**DATASET CONTENT:**
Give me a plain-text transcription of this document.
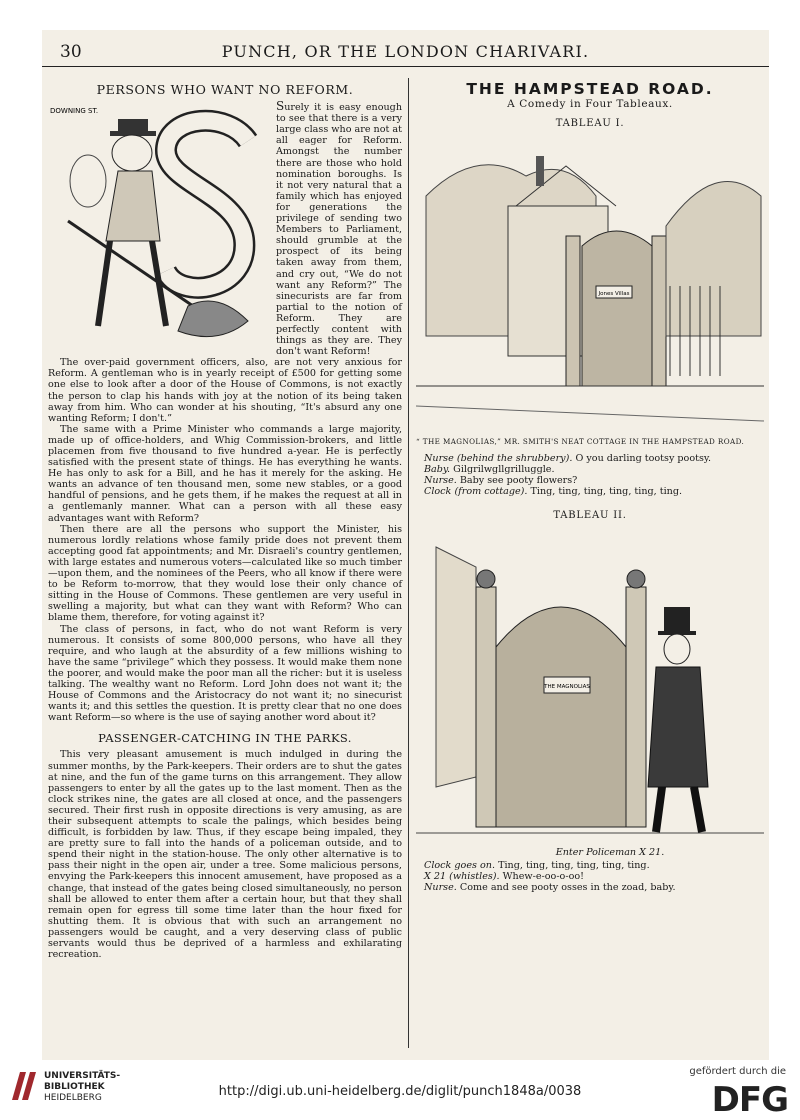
30	PUNCH, OR THE LONDON CHARIVARI.
PERSONS WHO WANT NO REFORM.
DOWNING ST.	Surely it is easy enough to see that there is a very large class who are not at all eager for Reform. Amongst the number there are those who hold nomination boroughs. Is it not very natural that a family which has enjoyed for generations the privilege of sending two Members to Parliament, should grumble at the prospect of its being taken away from them, and cry out, “We do not want any Reform?” The sinecurists are far from partial to the notion of Reform. They are perfectly content with things as they are. They don't want Reform!

The over-paid government officers, also, are not very anxious for Reform. A gentleman who is in yearly receipt of £500 for getting some one else to look after a door of the House of Commons, is not exactly the person to clap his hands with joy at the notion of its being taken away from him. Who can wonder at his shouting, “It's absurd any one wanting Reform; I don't.”

The same with a Prime Minister who commands a large majority, made up of office-holders, and Whig Commission-brokers, and little placemen from five thousand to five hundred a-year. He is perfectly satisfied with the present state of things. He has everything he wants. He has only to ask for a Bill, and he has it merely for the asking. He wants an advance of ten thousand men, some new stables, or a good handful of pensions, and he gets them, if he makes the request at all in a gentlemanly manner. What can a person with all these easy advantages want with Reform?

Then there are all the persons who support the Minister, his numerous lordly relations whose family pride does not prevent them accepting good fat appointments; and Mr. Disraeli's country gentlemen, with large estates and numerous voters—calculated like so much timber—upon them, and the nominees of the Peers, who all know if there were to be Reform to-morrow, that they would lose their only chance of sitting in the House of Commons. These gentlemen are very useful in swelling a majority, but what can they want with Reform? Who can blame them, therefore, for voting against it?

The class of persons, in fact, who do not want Reform is very numerous. It consists of some 800,000 persons, who have all they require, and who laugh at the absurdity of a few millions wishing to have the same “privilege” which they possess. It would make them none the poorer, and would make the poor man all the richer: but it is useless talking. The wealthy want no Reform. Lord John does not want it; the House of Commons and the Aristocracy do not want it; no sinecurist wants it; and this settles the question. It is pretty clear that no one does want Reform—so where is the use of saying another word about it?

PASSENGER-CATCHING IN THE PARKS.

This very pleasant amusement is much indulged in during the summer months, by the Park-keepers. Their orders are to shut the gates at nine, and the fun of the game turns on this arrangement. They allow passengers to enter by all the gates up to the last moment. Then as the clock strikes nine, the gates are all closed at once, and the passengers secured. Their first rush in opposite directions is very amusing, as are their subsequent attempts to scale the palings, which besides being difficult, is forbidden by law. Thus, if they escape being impaled, they are pretty sure to fall into the hands of a policeman outside, and to spend their night in the station-house. The only other alternative is to pass their night in the open air, under a tree. Some malicious persons, envying the Park-keepers this innocent amusement, have proposed as a change, that instead of the gates being closed simultaneously, no person shall be allowed to enter them after a certain hour, but that they shall remain open for egress till some time later than the hour fixed for shutting them. It is obvious that with such an arrangement no passengers would be caught, and a very deserving class of public servants would thus be deprived of a harmless and exhilarating recreation.

THE HAMPSTEAD ROAD.
A Comedy in Four Tableaux.
TABLEAU I.
Jones Villas
“ THE MAGNOLIAS,” MR. SMITH'S NEAT COTTAGE IN THE HAMPSTEAD ROAD.
Nurse (behind the shrubbery). O you darling tootsy pootsy.
Baby. Gilgrilwgllgrilluggle.
Nurse. Baby see pooty flowers?
Clock (from cottage). Ting, ting, ting, ting, ting, ting.
TABLEAU II.
THE MAGNOLIAS
Enter Policeman X 21.
Clock goes on. Ting, ting, ting, ting, ting, ting.
X 21 (whistles). Whew-e-oo-o-oo!
Nurse. Come and see pooty osses in the zoad, baby.
UNIVERSITÄTS-
BIBLIOTHEK
HEIDELBERG	http://digi.ub.uni-heidelberg.de/diglit/punch1848a/0038
gefördert durch die
DFG
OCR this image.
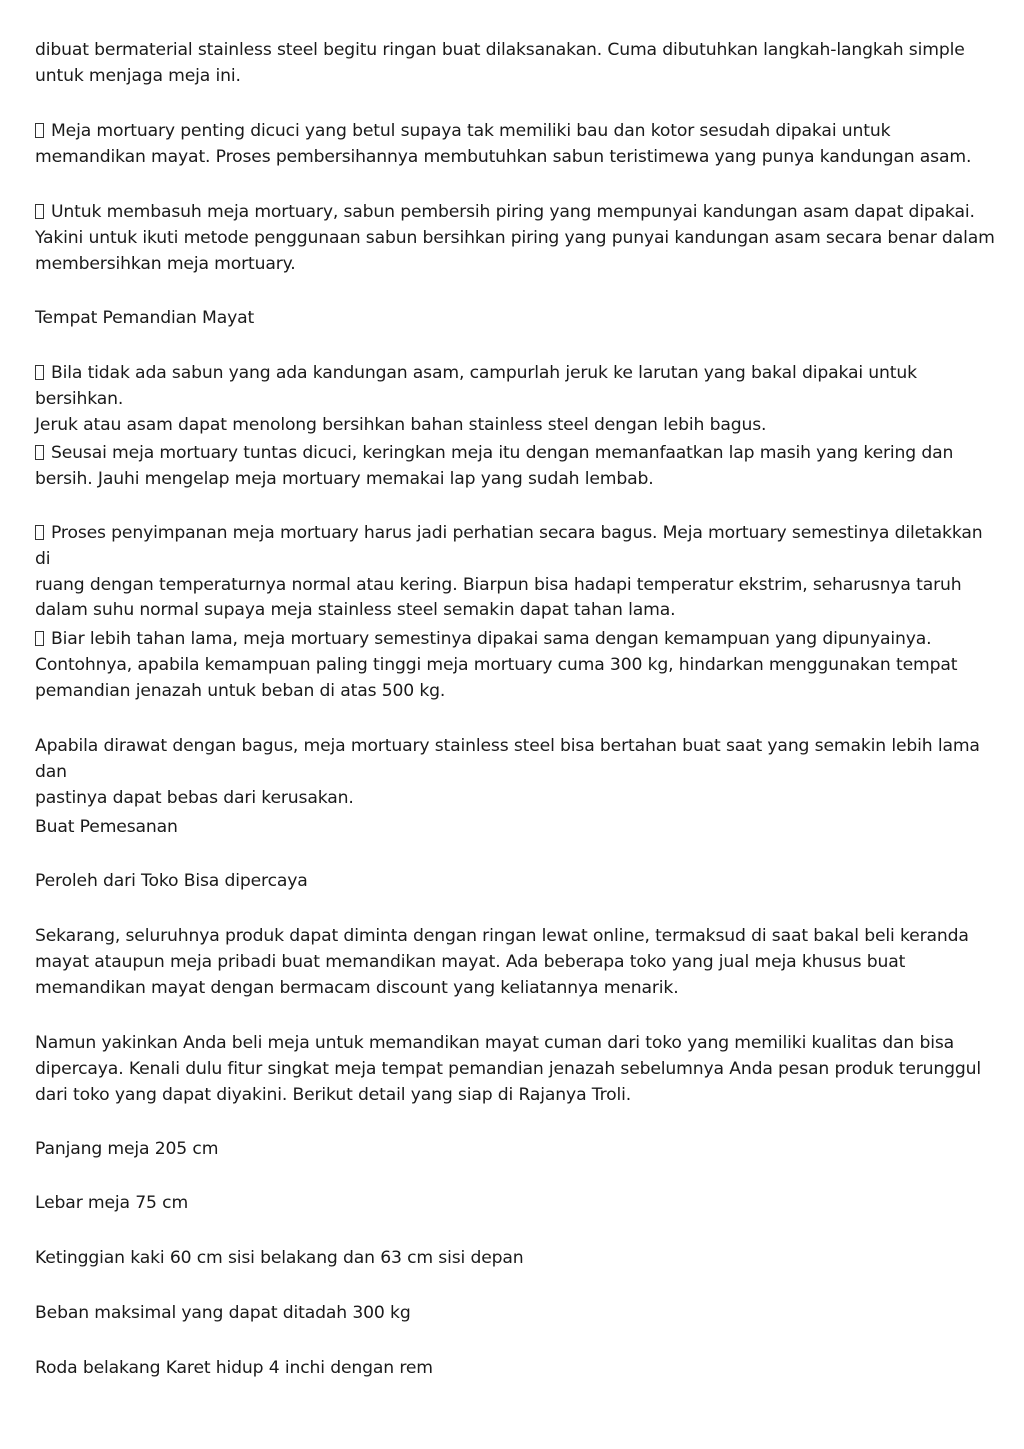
dibuat bermaterial stainless steel begitu ringan buat dilaksanakan. Cuma dibutuhkan langkah-langkah simple
untuk menjaga meja ini.

Meja mortuary penting dicuci yang betul supaya tak memiliki bau dan kotor sesudah dipakai untuk
memandikan mayat. Proses pembersihannya membutuhkan sabun teristimewa yang punya kandungan asam.

Untuk membasuh meja mortuary, sabun pembersih piring yang mempunyai kandungan asam dapat dipakai.
Yakini untuk ikuti metode penggunaan sabun bersihkan piring yang punyai kandungan asam secara benar dalam
membersihkan meja mortuary.

Tempat Pemandian Mayat

Bila tidak ada sabun yang ada kandungan asam, campurlah jeruk ke larutan yang bakal dipakai untuk bersihkan.
Jeruk atau asam dapat menolong bersihkan bahan stainless steel dengan lebih bagus.

Seusai meja mortuary tuntas dicuci, keringkan meja itu dengan memanfaatkan lap masih yang kering dan
bersih. Jauhi mengelap meja mortuary memakai lap yang sudah lembab.

Proses penyimpanan meja mortuary harus jadi perhatian secara bagus. Meja mortuary semestinya diletakkan di
ruang dengan temperaturnya normal atau kering. Biarpun bisa hadapi temperatur ekstrim, seharusnya taruh
dalam suhu normal supaya meja stainless steel semakin dapat tahan lama.

Biar lebih tahan lama, meja mortuary semestinya dipakai sama dengan kemampuan yang dipunyainya.
Contohnya, apabila kemampuan paling tinggi meja mortuary cuma 300 kg, hindarkan menggunakan tempat
pemandian jenazah untuk beban di atas 500 kg.

Apabila dirawat dengan bagus, meja mortuary stainless steel bisa bertahan buat saat yang semakin lebih lama dan
pastinya dapat bebas dari kerusakan.

Buat Pemesanan

Peroleh dari Toko Bisa dipercaya

Sekarang, seluruhnya produk dapat diminta dengan ringan lewat online, termaksud di saat bakal beli keranda
mayat ataupun meja pribadi buat memandikan mayat. Ada beberapa toko yang jual meja khusus buat
memandikan mayat dengan bermacam discount yang keliatannya menarik.

Namun yakinkan Anda beli meja untuk memandikan mayat cuman dari toko yang memiliki kualitas dan bisa
dipercaya. Kenali dulu fitur singkat meja tempat pemandian jenazah sebelumnya Anda pesan produk terunggul
dari toko yang dapat diyakini. Berikut detail yang siap di Rajanya Troli.

Panjang meja 205 cm

Lebar meja 75 cm

Ketinggian kaki 60 cm sisi belakang dan 63 cm sisi depan

Beban maksimal yang dapat ditadah 300 kg

Roda belakang Karet hidup 4 inchi dengan rem
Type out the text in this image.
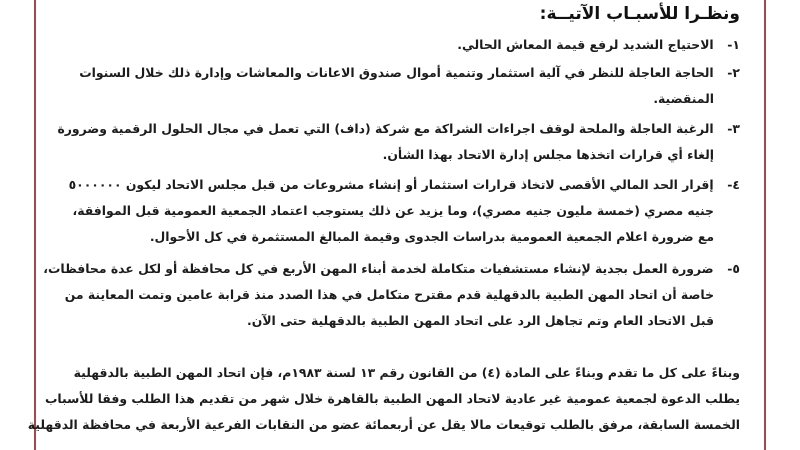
ونظـرا للأسبـاب الآتيــة:
١- الاحتياج الشديد لرفع قيمة المعاش الحالي.
٢- الحاجة العاجلة للنظر في آلية استثمار وتنمية أموال صندوق الاعانات والمعاشات وإدارة ذلك خلال السنوات
المنقضية.
٣- الرغبة العاجلة والملحة لوقف اجراءات الشراكة مع شركة (داف) التي تعمل في مجال الحلول الرقمية وضرورة
إلغاء أي قرارات اتخذها مجلس إدارة الاتحاد بهذا الشأن.
٤- إقرار الحد المالي الأقصى لاتخاذ قرارات استثمار أو إنشاء مشروعات من قبل مجلس الاتحاد ليكون ٥٠٠٠٠٠٠
جنيه مصري (خمسة مليون جنيه مصري)، وما يزيد عن ذلك يستوجب اعتماد الجمعية العمومية قبل الموافقة،
مع ضرورة اعلام الجمعية العمومية بدراسات الجدوى وقيمة المبالغ المستثمرة في كل الأحوال.
٥- ضرورة العمل بجدية لإنشاء مستشفيات متكاملة لخدمة أبناء المهن الأربع في كل محافظة أو لكل عدة محافظات،
خاصة أن اتحاد المهن الطبية بالدقهلية قدم مقترح متكامل في هذا الصدد منذ قرابة عامين وتمت المعاينة من
قبل الاتحاد العام وتم تجاهل الرد على اتحاد المهن الطبية بالدقهلية حتى الآن.
وبناءً على كل ما تقدم وبناءً على المادة (٤) من القانون رقم ١٣ لسنة ١٩٨٣م، فإن اتحاد المهن الطبية بالدقهلية
يطلب الدعوة لجمعية عمومية غير عادية لاتحاد المهن الطبية بالقاهرة خلال شهر من تقديم هذا الطلب وفقا للأسباب
الخمسة السابقة، مرفق بالطلب توقيعات مالا يقل عن أربعمائة عضو من النقابات الفرعية الأربعة في محافظة الدقهلية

**PROBLEM:**
Locate the word "lebih" in the data above. Copy every line carrying it.

**ANSWER TO THIS EXERCISE:**
Jeruk atau asam dapat menolong bersihkan bahan stainless steel dengan lebih bagus.
Biar lebih tahan lama, meja mortuary semestinya dipakai sama dengan kemampuan yang dipunyainya.
Apabila dirawat dengan bagus, meja mortuary stainless steel bisa bertahan buat saat yang semakin lebih lama dan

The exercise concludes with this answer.